Task:
Your task is to restate the data word for word.

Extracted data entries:

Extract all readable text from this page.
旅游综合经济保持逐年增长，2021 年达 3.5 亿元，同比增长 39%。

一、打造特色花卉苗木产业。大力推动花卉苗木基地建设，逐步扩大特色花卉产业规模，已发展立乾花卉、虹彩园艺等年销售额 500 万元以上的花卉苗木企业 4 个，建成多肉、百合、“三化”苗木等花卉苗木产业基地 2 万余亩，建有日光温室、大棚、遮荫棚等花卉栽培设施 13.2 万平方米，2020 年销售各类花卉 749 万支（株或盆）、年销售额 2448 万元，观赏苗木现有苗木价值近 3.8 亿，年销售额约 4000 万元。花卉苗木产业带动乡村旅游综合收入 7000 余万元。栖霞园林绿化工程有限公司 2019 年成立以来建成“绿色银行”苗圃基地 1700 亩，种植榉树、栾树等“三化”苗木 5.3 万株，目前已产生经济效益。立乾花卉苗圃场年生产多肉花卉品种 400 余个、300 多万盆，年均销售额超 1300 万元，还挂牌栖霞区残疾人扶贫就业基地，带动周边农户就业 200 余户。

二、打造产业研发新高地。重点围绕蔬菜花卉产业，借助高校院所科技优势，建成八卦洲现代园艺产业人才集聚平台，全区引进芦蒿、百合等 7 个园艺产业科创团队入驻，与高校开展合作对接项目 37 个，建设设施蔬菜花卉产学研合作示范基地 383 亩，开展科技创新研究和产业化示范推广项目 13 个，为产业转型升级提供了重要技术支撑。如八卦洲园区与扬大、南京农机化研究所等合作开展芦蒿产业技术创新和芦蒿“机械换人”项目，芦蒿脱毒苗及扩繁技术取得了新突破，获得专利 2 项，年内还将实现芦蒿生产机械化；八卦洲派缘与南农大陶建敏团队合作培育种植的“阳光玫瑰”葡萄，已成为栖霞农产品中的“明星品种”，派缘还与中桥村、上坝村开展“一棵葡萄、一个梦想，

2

Solution to this exercise:
Extract all readable text from this page.
旅游综合经济保持逐年增长，2021 年达 3.5 亿元，同比增长 39%。

一、打造特色花卉苗木产业。大力推动花卉苗木基地建设，逐步扩大特色花卉产业规模，已发展立乾花卉、虹彩园艺等年销售额 500 万元以上的花卉苗木企业 4 个，建成多肉、百合、“三化”苗木等花卉苗木产业基地 2 万余亩，建有日光温室、大棚、遮荫棚等花卉栽培设施 13.2 万平方米，2020 年销售各类花卉 749 万支（株或盆）、年销售额 2448 万元，观赏苗木现有苗木价值近 3.8 亿，年销售额约 4000 万元。花卉苗木产业带动乡村旅游综合收入 7000 余万元。栖霞园林绿化工程有限公司 2019 年成立以来建成“绿色银行”苗圃基地 1700 亩，种植榉树、栾树等“三化”苗木 5.3 万株，目前已产生经济效益。立乾花卉苗圃场年生产多肉花卉品种 400 余个、300 多万盆，年均销售额超 1300 万元，还挂牌栖霞区残疾人扶贫就业基地，带动周边农户就业 200 余户。

二、打造产业研发新高地。重点围绕蔬菜花卉产业，借助高校院所科技优势，建成八卦洲现代园艺产业人才集聚平台，全区引进芦蒿、百合等 7 个园艺产业科创团队入驻，与高校开展合作对接项目 37 个，建设设施蔬菜花卉产学研合作示范基地 383 亩，开展科技创新研究和产业化示范推广项目 13 个，为产业转型升级提供了重要技术支撑。如八卦洲园区与扬大、南京农机化研究所等合作开展芦蒿产业技术创新和芦蒿“机械换人”项目，芦蒿脱毒苗及扩繁技术取得了新突破，获得专利 2 项，年内还将实现芦蒿生产机械化；八卦洲派缘与南农大陶建敏团队合作培育种植的“阳光玫瑰”葡萄，已成为栖霞农产品中的“明星品种”，派缘还与中桥村、上坝村开展“一棵葡萄、一个梦想，

2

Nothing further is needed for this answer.